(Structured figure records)
□ □ □ □ □ □ □
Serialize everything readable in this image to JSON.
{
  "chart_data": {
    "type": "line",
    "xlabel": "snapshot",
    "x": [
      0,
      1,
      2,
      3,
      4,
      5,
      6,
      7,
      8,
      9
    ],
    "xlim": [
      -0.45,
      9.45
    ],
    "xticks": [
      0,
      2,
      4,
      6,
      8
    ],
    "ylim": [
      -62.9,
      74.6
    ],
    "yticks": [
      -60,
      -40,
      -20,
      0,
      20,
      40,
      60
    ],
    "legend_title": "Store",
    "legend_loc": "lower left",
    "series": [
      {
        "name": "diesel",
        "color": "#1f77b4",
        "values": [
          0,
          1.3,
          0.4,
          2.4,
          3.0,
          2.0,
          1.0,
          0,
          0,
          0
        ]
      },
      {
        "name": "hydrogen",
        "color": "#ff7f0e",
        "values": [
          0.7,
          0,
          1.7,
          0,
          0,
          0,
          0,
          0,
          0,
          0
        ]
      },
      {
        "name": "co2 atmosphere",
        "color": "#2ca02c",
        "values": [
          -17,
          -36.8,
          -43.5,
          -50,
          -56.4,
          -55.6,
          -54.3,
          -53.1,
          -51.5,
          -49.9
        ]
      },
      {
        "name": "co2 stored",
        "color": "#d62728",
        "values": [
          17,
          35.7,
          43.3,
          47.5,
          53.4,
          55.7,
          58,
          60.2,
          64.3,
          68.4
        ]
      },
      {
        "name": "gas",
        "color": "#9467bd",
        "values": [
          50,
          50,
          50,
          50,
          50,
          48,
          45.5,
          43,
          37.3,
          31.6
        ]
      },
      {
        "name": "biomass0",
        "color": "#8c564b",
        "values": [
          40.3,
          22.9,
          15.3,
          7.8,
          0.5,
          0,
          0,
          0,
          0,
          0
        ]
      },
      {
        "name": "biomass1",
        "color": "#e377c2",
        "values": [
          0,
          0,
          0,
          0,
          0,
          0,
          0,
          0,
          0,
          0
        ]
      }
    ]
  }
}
□ □ □ □ □ □ □
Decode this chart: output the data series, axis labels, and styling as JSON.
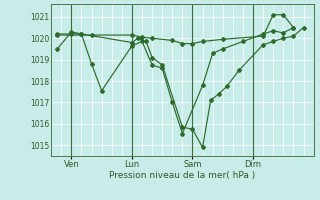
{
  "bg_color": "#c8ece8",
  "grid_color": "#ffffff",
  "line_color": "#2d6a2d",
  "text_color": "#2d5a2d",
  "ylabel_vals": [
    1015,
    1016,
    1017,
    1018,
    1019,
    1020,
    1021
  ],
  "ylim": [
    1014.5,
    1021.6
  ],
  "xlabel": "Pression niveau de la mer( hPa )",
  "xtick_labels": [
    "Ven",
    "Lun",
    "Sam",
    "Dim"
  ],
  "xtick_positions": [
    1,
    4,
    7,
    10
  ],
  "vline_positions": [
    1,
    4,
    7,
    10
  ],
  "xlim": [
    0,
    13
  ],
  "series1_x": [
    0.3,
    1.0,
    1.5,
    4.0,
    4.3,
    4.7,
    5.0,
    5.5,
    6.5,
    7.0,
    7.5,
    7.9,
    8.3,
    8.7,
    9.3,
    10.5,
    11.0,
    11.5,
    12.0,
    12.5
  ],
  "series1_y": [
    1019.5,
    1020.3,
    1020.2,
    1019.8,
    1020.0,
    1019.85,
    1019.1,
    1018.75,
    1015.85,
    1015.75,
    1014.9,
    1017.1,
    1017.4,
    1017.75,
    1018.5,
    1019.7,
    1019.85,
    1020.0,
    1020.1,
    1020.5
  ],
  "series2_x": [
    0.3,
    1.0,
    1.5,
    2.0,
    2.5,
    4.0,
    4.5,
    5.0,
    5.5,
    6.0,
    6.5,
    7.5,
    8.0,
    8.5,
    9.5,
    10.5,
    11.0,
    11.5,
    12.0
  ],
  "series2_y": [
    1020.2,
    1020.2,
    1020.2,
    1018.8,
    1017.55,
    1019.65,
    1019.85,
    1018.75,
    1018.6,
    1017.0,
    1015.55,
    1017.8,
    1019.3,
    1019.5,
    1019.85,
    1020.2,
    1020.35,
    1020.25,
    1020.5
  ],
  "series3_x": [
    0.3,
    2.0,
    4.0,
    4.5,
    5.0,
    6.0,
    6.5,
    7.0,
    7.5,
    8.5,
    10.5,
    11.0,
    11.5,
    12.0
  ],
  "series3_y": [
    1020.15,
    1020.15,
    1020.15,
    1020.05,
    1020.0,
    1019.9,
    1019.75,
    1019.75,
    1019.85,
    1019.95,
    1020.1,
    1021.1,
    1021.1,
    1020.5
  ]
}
□ □ □ □ □ □ □
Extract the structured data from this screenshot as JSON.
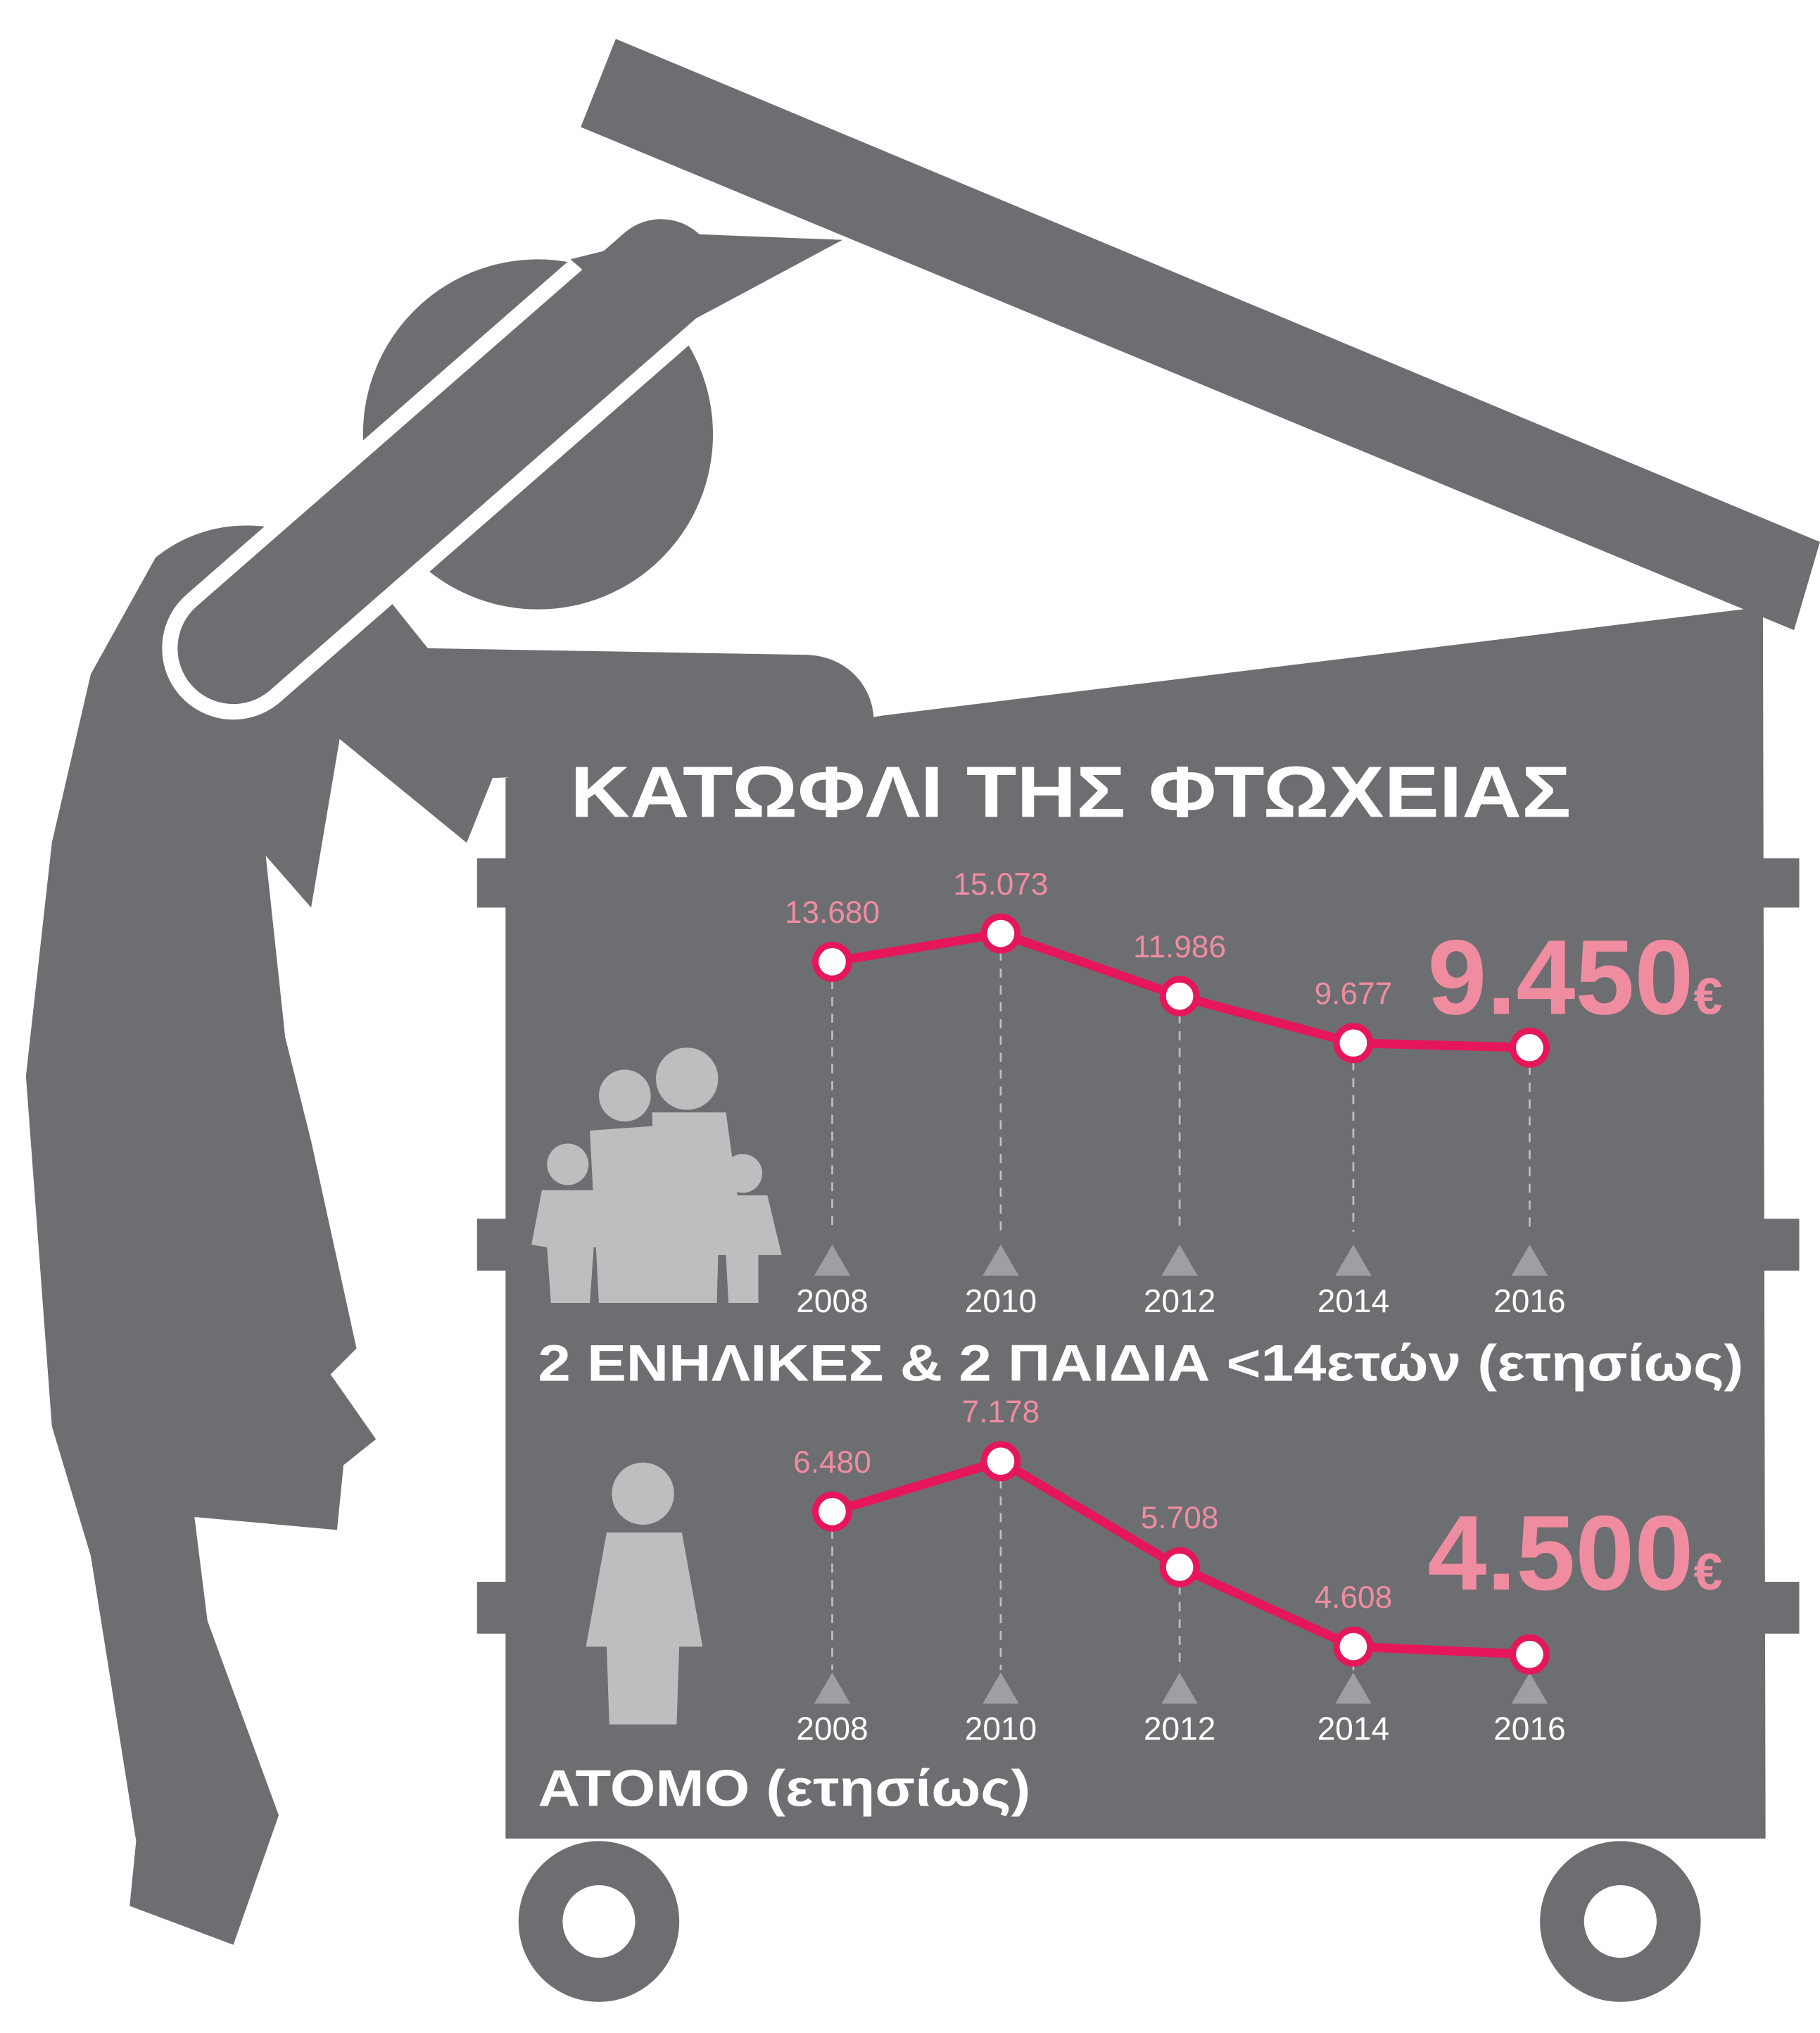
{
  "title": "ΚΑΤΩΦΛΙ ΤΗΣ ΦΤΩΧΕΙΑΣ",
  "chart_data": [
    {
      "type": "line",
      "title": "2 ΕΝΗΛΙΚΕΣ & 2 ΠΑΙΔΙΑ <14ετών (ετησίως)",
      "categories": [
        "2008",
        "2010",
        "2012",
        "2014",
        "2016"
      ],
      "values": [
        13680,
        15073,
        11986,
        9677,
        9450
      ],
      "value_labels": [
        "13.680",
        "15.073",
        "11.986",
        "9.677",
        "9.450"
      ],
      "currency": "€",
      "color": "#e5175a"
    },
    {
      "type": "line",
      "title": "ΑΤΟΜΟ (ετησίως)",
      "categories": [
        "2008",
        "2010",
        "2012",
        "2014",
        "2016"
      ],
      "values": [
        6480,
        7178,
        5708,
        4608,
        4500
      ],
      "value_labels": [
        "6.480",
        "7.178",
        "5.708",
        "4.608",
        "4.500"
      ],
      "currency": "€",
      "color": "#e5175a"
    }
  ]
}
□ □ □ □ □ □ □
▶ **WHAT TO DO**
Check each line above for the word "xlabel" and say how many have it, with nothing else.

▶ **RESULT OF THE EXERCISE**
2